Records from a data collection
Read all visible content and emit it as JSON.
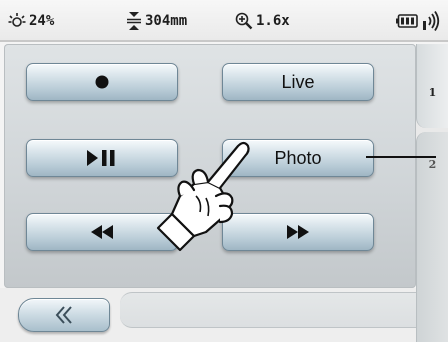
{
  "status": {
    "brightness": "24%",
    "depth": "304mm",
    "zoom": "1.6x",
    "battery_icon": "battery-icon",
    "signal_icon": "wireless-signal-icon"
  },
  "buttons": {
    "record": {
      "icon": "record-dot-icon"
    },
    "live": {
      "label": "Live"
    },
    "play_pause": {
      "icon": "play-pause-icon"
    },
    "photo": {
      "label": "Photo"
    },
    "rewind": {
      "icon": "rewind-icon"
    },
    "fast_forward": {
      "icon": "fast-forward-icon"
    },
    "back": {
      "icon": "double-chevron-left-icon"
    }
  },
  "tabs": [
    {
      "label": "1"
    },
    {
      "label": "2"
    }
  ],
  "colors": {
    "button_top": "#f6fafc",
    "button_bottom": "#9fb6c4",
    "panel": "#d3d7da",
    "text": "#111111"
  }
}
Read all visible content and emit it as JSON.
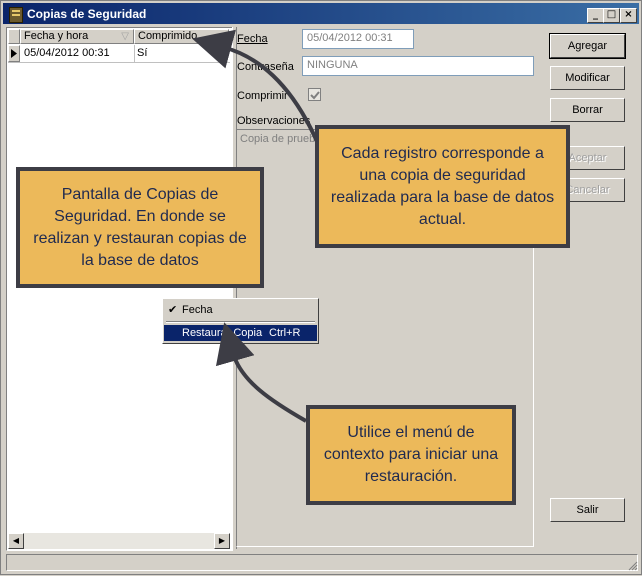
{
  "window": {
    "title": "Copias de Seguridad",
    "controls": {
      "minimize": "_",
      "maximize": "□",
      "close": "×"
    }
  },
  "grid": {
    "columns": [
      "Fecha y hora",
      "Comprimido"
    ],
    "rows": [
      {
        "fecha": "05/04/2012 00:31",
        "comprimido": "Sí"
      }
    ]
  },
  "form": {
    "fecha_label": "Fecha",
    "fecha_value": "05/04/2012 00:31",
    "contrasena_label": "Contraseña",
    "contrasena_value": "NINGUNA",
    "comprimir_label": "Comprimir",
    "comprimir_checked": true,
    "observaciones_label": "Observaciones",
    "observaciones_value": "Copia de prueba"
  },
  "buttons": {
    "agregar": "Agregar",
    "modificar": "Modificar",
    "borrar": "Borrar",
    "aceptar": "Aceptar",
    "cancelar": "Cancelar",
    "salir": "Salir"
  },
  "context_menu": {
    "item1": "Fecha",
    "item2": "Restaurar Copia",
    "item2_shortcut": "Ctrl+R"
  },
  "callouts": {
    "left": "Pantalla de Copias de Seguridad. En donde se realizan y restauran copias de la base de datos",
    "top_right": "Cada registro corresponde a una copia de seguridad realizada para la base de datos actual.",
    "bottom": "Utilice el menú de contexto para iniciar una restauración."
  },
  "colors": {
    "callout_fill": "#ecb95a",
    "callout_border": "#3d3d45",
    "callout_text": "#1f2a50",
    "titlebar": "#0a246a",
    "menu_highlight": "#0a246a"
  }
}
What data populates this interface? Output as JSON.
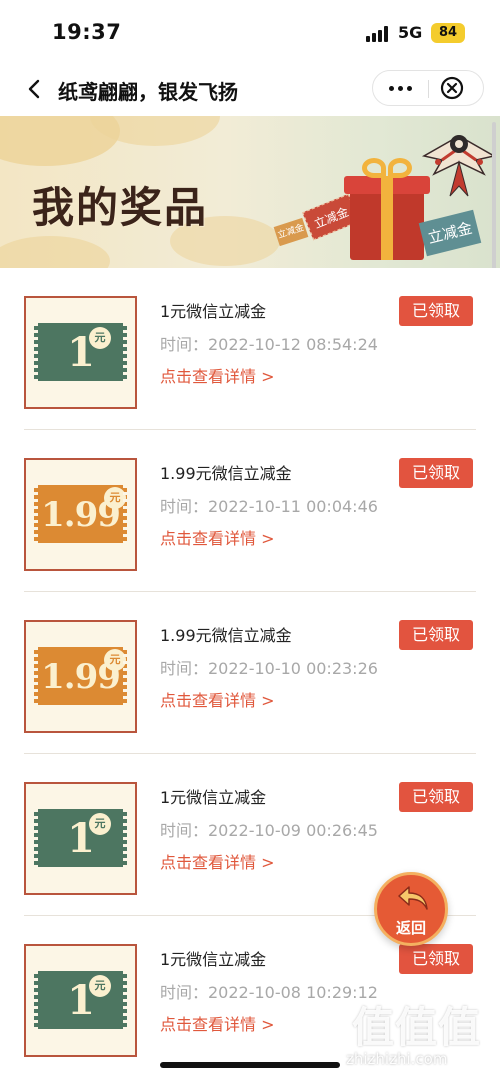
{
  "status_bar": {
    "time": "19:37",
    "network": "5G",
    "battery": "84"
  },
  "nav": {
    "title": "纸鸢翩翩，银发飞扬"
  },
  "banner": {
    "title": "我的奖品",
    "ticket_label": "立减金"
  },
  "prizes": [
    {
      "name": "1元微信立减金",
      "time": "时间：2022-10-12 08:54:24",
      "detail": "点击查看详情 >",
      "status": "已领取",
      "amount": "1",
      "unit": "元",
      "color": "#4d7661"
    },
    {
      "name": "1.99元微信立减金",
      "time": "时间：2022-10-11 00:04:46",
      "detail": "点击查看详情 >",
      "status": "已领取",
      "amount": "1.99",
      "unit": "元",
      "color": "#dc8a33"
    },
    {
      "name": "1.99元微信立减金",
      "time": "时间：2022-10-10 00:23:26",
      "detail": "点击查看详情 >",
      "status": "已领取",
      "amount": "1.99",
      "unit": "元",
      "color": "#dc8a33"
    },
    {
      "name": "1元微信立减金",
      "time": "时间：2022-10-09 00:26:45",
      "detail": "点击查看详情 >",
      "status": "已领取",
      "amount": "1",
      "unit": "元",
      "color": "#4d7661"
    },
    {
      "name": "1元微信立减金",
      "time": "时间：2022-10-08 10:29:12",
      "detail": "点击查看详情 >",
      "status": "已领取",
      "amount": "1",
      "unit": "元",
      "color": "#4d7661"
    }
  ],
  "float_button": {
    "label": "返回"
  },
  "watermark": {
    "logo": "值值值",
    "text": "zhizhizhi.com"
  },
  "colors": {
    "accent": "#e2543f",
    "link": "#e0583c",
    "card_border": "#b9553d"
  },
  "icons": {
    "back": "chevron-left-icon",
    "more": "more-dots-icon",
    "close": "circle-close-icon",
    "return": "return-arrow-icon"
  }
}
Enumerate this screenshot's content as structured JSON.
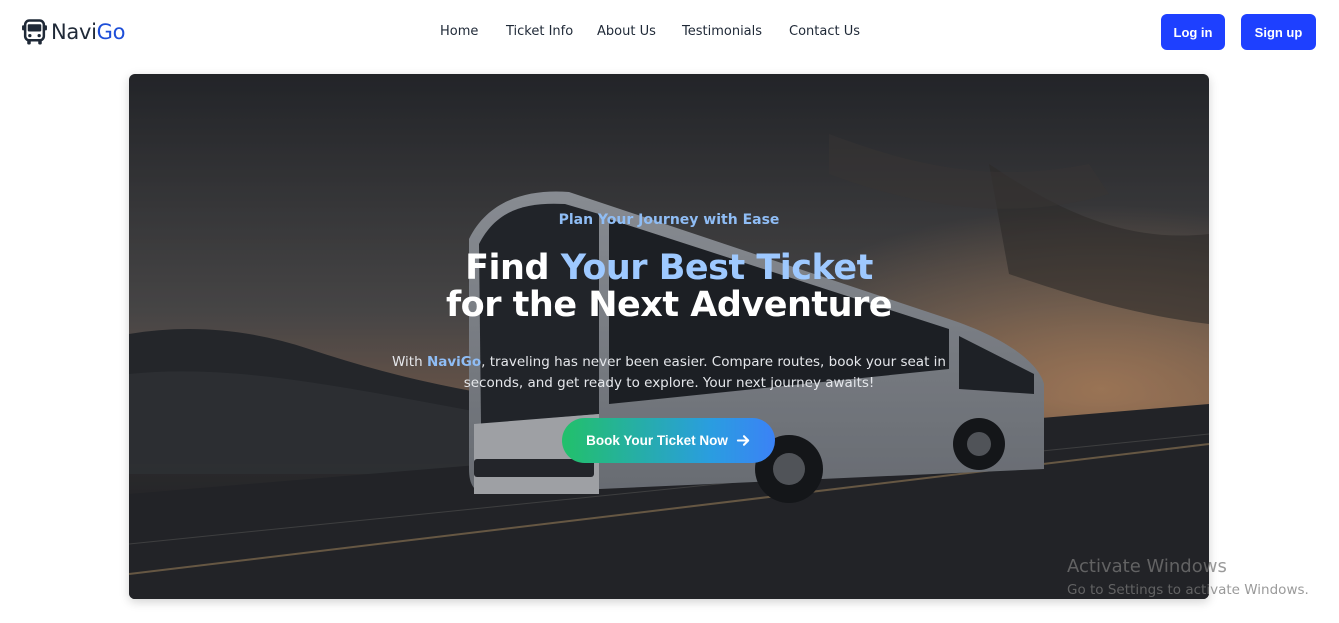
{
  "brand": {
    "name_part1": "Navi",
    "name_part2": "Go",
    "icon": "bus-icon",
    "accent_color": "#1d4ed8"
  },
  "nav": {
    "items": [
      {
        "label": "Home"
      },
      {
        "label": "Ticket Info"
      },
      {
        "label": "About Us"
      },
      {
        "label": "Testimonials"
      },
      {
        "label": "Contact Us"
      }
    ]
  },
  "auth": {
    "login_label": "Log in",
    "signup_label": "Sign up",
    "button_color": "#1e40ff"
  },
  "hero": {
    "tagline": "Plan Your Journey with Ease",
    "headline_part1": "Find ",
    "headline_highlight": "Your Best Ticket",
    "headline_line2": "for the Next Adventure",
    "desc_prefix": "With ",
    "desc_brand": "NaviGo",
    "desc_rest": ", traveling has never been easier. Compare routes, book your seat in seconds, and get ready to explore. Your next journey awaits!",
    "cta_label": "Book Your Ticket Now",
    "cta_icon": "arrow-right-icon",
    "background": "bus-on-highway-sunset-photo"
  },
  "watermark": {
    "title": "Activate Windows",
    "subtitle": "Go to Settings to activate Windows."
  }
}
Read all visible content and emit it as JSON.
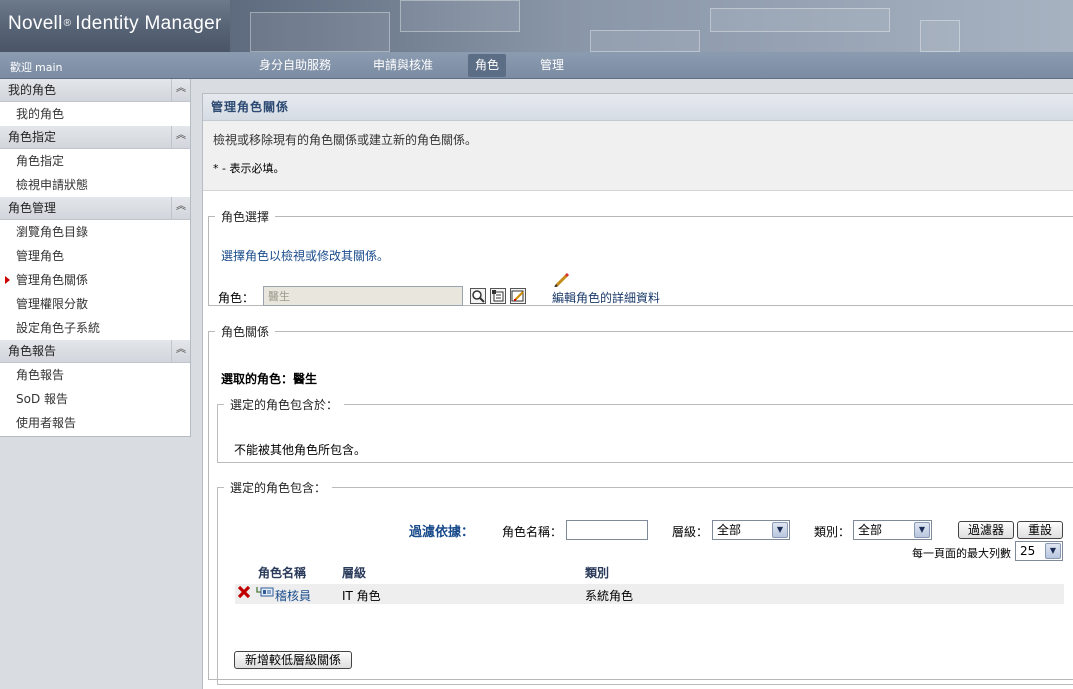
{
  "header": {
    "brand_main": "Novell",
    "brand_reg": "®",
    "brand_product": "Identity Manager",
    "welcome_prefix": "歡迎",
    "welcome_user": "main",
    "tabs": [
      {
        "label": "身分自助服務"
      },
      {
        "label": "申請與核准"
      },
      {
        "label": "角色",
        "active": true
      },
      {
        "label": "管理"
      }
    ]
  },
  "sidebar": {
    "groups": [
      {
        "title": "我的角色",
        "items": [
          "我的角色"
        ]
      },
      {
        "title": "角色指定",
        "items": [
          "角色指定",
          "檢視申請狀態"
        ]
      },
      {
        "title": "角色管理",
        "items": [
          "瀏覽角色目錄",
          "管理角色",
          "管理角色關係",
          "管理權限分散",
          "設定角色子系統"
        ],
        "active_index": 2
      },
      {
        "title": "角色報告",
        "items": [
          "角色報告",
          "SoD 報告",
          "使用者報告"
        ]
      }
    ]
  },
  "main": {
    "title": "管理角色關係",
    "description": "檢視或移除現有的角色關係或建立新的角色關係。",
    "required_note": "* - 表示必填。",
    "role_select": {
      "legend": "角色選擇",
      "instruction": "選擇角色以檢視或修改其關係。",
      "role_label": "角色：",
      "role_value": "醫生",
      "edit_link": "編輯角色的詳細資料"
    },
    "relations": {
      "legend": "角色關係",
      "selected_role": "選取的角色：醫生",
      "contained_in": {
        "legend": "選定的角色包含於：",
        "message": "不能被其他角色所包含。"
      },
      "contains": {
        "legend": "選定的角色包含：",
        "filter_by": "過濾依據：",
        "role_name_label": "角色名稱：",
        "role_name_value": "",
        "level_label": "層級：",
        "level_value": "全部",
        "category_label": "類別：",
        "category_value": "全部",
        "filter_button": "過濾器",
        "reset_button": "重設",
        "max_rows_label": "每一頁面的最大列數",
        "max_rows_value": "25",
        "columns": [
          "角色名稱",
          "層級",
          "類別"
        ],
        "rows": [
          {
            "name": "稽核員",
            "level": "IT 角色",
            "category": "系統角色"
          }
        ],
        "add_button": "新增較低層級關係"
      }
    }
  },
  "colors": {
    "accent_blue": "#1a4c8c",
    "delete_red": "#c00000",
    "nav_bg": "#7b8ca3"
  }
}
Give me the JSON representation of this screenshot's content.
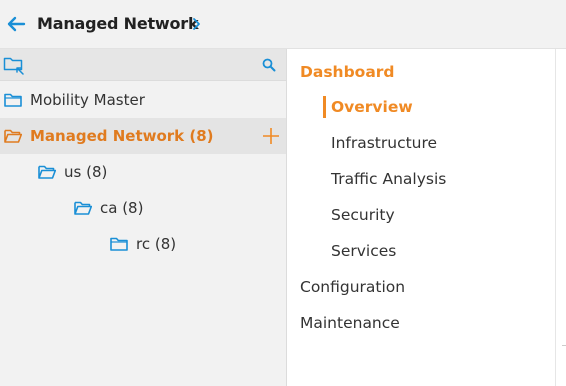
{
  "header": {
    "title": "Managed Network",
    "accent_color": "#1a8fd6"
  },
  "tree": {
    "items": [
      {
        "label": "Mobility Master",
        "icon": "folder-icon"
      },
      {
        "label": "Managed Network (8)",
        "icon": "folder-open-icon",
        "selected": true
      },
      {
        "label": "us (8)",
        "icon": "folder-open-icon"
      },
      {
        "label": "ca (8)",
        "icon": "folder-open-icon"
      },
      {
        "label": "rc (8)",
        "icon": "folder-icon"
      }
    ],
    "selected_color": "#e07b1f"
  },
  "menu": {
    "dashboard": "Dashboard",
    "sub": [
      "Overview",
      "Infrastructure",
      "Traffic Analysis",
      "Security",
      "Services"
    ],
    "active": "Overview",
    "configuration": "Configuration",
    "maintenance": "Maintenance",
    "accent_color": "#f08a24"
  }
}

■ **BRIEF**
Starting at the line with "Give me the", output each line through the final one of the listing above, and nothing else. Pictures are to be left out.

■ **RESPONSE BELOW**
Give me the JSON representation of this screenshot's content.
{
  "header": {
    "title": "Managed Network",
    "accent_color": "#1a8fd6"
  },
  "tree": {
    "items": [
      {
        "label": "Mobility Master",
        "icon": "folder-icon"
      },
      {
        "label": "Managed Network (8)",
        "icon": "folder-open-icon",
        "selected": true
      },
      {
        "label": "us (8)",
        "icon": "folder-open-icon"
      },
      {
        "label": "ca (8)",
        "icon": "folder-open-icon"
      },
      {
        "label": "rc (8)",
        "icon": "folder-icon"
      }
    ],
    "selected_color": "#e07b1f"
  },
  "menu": {
    "dashboard": "Dashboard",
    "sub": [
      "Overview",
      "Infrastructure",
      "Traffic Analysis",
      "Security",
      "Services"
    ],
    "active": "Overview",
    "configuration": "Configuration",
    "maintenance": "Maintenance",
    "accent_color": "#f08a24"
  }
}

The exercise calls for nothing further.